Word for word, set down the records and skip each picture.
---+---
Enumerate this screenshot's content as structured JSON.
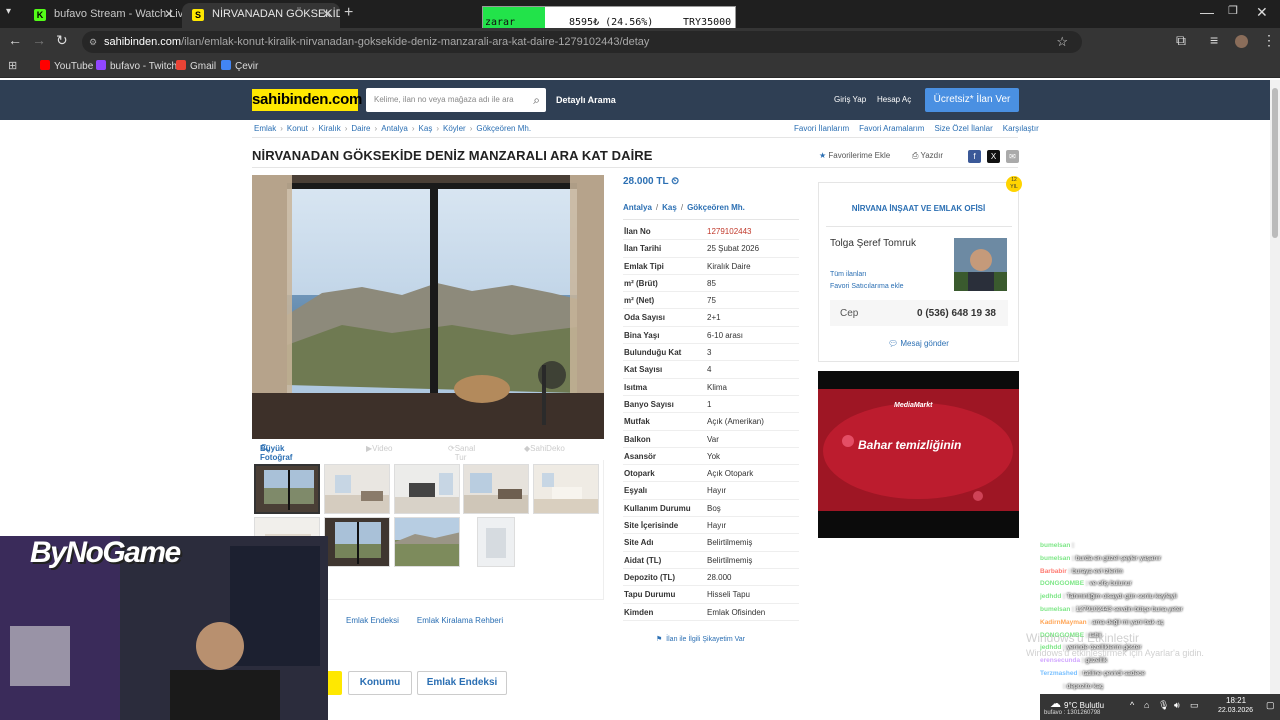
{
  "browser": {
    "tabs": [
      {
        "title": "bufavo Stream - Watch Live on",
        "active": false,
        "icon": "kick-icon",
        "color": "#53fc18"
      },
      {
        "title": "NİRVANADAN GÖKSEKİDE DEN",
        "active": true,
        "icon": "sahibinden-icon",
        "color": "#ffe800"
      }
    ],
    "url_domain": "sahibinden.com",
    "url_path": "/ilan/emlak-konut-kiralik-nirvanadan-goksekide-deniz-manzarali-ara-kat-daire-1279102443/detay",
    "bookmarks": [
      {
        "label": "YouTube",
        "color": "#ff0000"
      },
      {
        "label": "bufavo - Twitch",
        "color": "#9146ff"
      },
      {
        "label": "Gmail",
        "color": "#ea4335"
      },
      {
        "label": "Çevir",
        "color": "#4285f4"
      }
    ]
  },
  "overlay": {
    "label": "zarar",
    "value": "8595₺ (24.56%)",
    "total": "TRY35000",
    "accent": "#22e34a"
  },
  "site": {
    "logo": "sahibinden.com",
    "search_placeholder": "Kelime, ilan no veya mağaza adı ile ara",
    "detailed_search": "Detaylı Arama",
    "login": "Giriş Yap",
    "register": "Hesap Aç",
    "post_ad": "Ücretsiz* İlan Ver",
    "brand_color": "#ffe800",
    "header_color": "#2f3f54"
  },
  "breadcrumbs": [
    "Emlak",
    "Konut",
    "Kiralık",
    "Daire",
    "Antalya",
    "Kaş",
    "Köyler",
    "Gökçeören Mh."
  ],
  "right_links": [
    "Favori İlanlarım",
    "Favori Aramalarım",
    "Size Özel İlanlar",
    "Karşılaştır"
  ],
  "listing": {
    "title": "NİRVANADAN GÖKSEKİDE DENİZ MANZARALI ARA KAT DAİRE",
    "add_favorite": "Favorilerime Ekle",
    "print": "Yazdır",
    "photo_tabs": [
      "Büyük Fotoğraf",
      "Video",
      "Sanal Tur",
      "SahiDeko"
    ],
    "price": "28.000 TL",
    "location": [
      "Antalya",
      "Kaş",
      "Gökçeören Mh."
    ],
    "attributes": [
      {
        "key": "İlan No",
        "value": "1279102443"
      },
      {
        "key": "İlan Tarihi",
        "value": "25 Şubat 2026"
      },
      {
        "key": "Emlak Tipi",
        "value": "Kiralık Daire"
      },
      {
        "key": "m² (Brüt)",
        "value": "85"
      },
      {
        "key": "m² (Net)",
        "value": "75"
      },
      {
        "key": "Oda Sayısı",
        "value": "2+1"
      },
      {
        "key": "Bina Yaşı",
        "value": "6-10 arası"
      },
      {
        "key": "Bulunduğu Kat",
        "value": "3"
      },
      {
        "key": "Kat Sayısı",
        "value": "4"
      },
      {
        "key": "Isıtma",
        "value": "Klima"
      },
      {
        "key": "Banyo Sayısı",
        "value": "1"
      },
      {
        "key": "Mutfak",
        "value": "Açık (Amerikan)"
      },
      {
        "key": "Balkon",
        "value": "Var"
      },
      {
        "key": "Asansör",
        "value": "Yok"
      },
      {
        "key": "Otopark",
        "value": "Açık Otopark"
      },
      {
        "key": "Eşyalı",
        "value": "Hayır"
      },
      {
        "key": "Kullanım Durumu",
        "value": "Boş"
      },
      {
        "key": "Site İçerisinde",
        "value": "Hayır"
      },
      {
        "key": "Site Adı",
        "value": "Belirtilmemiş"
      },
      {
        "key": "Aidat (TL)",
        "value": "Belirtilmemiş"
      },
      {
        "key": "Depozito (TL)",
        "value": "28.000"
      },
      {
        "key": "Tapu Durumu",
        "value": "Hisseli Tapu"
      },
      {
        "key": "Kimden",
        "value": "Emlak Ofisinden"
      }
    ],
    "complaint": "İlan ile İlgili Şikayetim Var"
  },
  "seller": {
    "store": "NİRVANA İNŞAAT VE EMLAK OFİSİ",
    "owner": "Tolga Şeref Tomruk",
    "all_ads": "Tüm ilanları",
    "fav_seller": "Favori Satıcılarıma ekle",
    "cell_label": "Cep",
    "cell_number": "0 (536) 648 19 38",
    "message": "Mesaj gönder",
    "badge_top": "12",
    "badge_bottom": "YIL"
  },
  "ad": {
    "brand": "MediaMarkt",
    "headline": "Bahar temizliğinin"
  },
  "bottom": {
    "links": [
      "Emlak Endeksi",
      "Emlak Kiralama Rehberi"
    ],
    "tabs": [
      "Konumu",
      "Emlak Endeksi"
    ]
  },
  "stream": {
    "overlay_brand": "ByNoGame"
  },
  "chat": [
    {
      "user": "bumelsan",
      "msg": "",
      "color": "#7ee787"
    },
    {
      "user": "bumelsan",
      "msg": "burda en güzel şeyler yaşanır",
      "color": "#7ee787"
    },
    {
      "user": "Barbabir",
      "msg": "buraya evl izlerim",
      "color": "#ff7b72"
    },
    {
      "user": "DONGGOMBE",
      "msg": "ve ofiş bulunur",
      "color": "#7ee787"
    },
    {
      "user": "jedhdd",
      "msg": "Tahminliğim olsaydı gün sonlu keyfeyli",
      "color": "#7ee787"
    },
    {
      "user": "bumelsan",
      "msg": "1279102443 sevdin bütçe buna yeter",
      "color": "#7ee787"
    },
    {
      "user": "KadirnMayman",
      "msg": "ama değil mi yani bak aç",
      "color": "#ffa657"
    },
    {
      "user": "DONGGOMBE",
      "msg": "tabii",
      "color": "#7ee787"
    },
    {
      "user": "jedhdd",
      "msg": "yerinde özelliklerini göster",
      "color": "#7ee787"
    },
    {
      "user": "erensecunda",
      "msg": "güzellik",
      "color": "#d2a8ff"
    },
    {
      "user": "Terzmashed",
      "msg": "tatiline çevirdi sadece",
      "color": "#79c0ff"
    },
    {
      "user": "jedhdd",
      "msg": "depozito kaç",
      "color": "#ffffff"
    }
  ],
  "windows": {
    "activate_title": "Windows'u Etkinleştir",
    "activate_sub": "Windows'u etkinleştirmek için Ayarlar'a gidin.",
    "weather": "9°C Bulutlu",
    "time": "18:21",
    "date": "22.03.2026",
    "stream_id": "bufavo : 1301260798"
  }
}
---+---
- Solution to this problem:
Enumerate this screenshot's content as structured JSON.
{
  "browser": {
    "tabs": [
      {
        "title": "bufavo Stream - Watch Live on",
        "active": false,
        "icon": "kick-icon",
        "color": "#53fc18"
      },
      {
        "title": "NİRVANADAN GÖKSEKİDE DEN",
        "active": true,
        "icon": "sahibinden-icon",
        "color": "#ffe800"
      }
    ],
    "url_domain": "sahibinden.com",
    "url_path": "/ilan/emlak-konut-kiralik-nirvanadan-goksekide-deniz-manzarali-ara-kat-daire-1279102443/detay",
    "bookmarks": [
      {
        "label": "YouTube",
        "color": "#ff0000"
      },
      {
        "label": "bufavo - Twitch",
        "color": "#9146ff"
      },
      {
        "label": "Gmail",
        "color": "#ea4335"
      },
      {
        "label": "Çevir",
        "color": "#4285f4"
      }
    ]
  },
  "overlay": {
    "label": "zarar",
    "value": "8595₺ (24.56%)",
    "total": "TRY35000",
    "accent": "#22e34a"
  },
  "site": {
    "logo": "sahibinden.com",
    "search_placeholder": "Kelime, ilan no veya mağaza adı ile ara",
    "detailed_search": "Detaylı Arama",
    "login": "Giriş Yap",
    "register": "Hesap Aç",
    "post_ad": "Ücretsiz* İlan Ver",
    "brand_color": "#ffe800",
    "header_color": "#2f3f54"
  },
  "breadcrumbs": [
    "Emlak",
    "Konut",
    "Kiralık",
    "Daire",
    "Antalya",
    "Kaş",
    "Köyler",
    "Gökçeören Mh."
  ],
  "right_links": [
    "Favori İlanlarım",
    "Favori Aramalarım",
    "Size Özel İlanlar",
    "Karşılaştır"
  ],
  "listing": {
    "title": "NİRVANADAN GÖKSEKİDE DENİZ MANZARALI ARA KAT DAİRE",
    "add_favorite": "Favorilerime Ekle",
    "print": "Yazdır",
    "photo_tabs": [
      "Büyük Fotoğraf",
      "Video",
      "Sanal Tur",
      "SahiDeko"
    ],
    "price": "28.000 TL",
    "location": [
      "Antalya",
      "Kaş",
      "Gökçeören Mh."
    ],
    "attributes": [
      {
        "key": "İlan No",
        "value": "1279102443"
      },
      {
        "key": "İlan Tarihi",
        "value": "25 Şubat 2026"
      },
      {
        "key": "Emlak Tipi",
        "value": "Kiralık Daire"
      },
      {
        "key": "m² (Brüt)",
        "value": "85"
      },
      {
        "key": "m² (Net)",
        "value": "75"
      },
      {
        "key": "Oda Sayısı",
        "value": "2+1"
      },
      {
        "key": "Bina Yaşı",
        "value": "6-10 arası"
      },
      {
        "key": "Bulunduğu Kat",
        "value": "3"
      },
      {
        "key": "Kat Sayısı",
        "value": "4"
      },
      {
        "key": "Isıtma",
        "value": "Klima"
      },
      {
        "key": "Banyo Sayısı",
        "value": "1"
      },
      {
        "key": "Mutfak",
        "value": "Açık (Amerikan)"
      },
      {
        "key": "Balkon",
        "value": "Var"
      },
      {
        "key": "Asansör",
        "value": "Yok"
      },
      {
        "key": "Otopark",
        "value": "Açık Otopark"
      },
      {
        "key": "Eşyalı",
        "value": "Hayır"
      },
      {
        "key": "Kullanım Durumu",
        "value": "Boş"
      },
      {
        "key": "Site İçerisinde",
        "value": "Hayır"
      },
      {
        "key": "Site Adı",
        "value": "Belirtilmemiş"
      },
      {
        "key": "Aidat (TL)",
        "value": "Belirtilmemiş"
      },
      {
        "key": "Depozito (TL)",
        "value": "28.000"
      },
      {
        "key": "Tapu Durumu",
        "value": "Hisseli Tapu"
      },
      {
        "key": "Kimden",
        "value": "Emlak Ofisinden"
      }
    ],
    "complaint": "İlan ile İlgili Şikayetim Var"
  },
  "seller": {
    "store": "NİRVANA İNŞAAT VE EMLAK OFİSİ",
    "owner": "Tolga Şeref Tomruk",
    "all_ads": "Tüm ilanları",
    "fav_seller": "Favori Satıcılarıma ekle",
    "cell_label": "Cep",
    "cell_number": "0 (536) 648 19 38",
    "message": "Mesaj gönder",
    "badge_top": "12",
    "badge_bottom": "YIL"
  },
  "ad": {
    "brand": "MediaMarkt",
    "headline": "Bahar temizliğinin"
  },
  "bottom": {
    "links": [
      "Emlak Endeksi",
      "Emlak Kiralama Rehberi"
    ],
    "tabs": [
      "Konumu",
      "Emlak Endeksi"
    ]
  },
  "stream": {
    "overlay_brand": "ByNoGame"
  },
  "chat": [
    {
      "user": "bumelsan",
      "msg": "",
      "color": "#7ee787"
    },
    {
      "user": "bumelsan",
      "msg": "burda en güzel şeyler yaşanır",
      "color": "#7ee787"
    },
    {
      "user": "Barbabir",
      "msg": "buraya evl izlerim",
      "color": "#ff7b72"
    },
    {
      "user": "DONGGOMBE",
      "msg": "ve ofiş bulunur",
      "color": "#7ee787"
    },
    {
      "user": "jedhdd",
      "msg": "Tahminliğim olsaydı gün sonlu keyfeyli",
      "color": "#7ee787"
    },
    {
      "user": "bumelsan",
      "msg": "1279102443 sevdin bütçe buna yeter",
      "color": "#7ee787"
    },
    {
      "user": "KadirnMayman",
      "msg": "ama değil mi yani bak aç",
      "color": "#ffa657"
    },
    {
      "user": "DONGGOMBE",
      "msg": "tabii",
      "color": "#7ee787"
    },
    {
      "user": "jedhdd",
      "msg": "yerinde özelliklerini göster",
      "color": "#7ee787"
    },
    {
      "user": "erensecunda",
      "msg": "güzellik",
      "color": "#d2a8ff"
    },
    {
      "user": "Terzmashed",
      "msg": "tatiline çevirdi sadece",
      "color": "#79c0ff"
    },
    {
      "user": "jedhdd",
      "msg": "depozito kaç",
      "color": "#ffffff"
    }
  ],
  "windows": {
    "activate_title": "Windows'u Etkinleştir",
    "activate_sub": "Windows'u etkinleştirmek için Ayarlar'a gidin.",
    "weather": "9°C Bulutlu",
    "time": "18:21",
    "date": "22.03.2026",
    "stream_id": "bufavo : 1301260798"
  }
}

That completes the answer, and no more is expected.